- What the task requires: Reproduce the records below exactly, leaving out any pictures.
▬▬▬▬▬▬▬▬▬▬
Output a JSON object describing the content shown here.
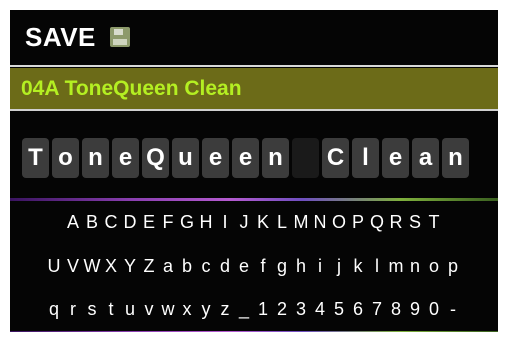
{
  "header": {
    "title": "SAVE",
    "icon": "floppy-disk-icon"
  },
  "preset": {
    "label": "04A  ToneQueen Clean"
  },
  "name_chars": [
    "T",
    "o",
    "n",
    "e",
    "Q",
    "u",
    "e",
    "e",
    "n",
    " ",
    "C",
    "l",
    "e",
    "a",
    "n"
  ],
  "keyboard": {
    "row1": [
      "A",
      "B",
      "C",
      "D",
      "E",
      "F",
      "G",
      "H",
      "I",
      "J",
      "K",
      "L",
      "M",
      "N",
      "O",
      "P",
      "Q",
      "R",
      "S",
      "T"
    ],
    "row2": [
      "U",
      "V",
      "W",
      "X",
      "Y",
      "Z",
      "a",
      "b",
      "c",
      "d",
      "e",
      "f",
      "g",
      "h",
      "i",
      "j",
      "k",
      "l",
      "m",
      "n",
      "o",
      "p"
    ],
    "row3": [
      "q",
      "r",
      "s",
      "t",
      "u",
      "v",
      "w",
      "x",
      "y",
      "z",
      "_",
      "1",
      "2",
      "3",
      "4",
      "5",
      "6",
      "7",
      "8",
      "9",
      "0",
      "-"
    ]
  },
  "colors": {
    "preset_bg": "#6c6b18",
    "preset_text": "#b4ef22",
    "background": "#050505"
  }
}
▬▬▬▬▬▬▬▬▬▬
- Complete output:
Output a JSON object describing the content shown here.
{
  "header": {
    "title": "SAVE",
    "icon": "floppy-disk-icon"
  },
  "preset": {
    "label": "04A  ToneQueen Clean"
  },
  "name_chars": [
    "T",
    "o",
    "n",
    "e",
    "Q",
    "u",
    "e",
    "e",
    "n",
    " ",
    "C",
    "l",
    "e",
    "a",
    "n"
  ],
  "keyboard": {
    "row1": [
      "A",
      "B",
      "C",
      "D",
      "E",
      "F",
      "G",
      "H",
      "I",
      "J",
      "K",
      "L",
      "M",
      "N",
      "O",
      "P",
      "Q",
      "R",
      "S",
      "T"
    ],
    "row2": [
      "U",
      "V",
      "W",
      "X",
      "Y",
      "Z",
      "a",
      "b",
      "c",
      "d",
      "e",
      "f",
      "g",
      "h",
      "i",
      "j",
      "k",
      "l",
      "m",
      "n",
      "o",
      "p"
    ],
    "row3": [
      "q",
      "r",
      "s",
      "t",
      "u",
      "v",
      "w",
      "x",
      "y",
      "z",
      "_",
      "1",
      "2",
      "3",
      "4",
      "5",
      "6",
      "7",
      "8",
      "9",
      "0",
      "-"
    ]
  },
  "colors": {
    "preset_bg": "#6c6b18",
    "preset_text": "#b4ef22",
    "background": "#050505"
  }
}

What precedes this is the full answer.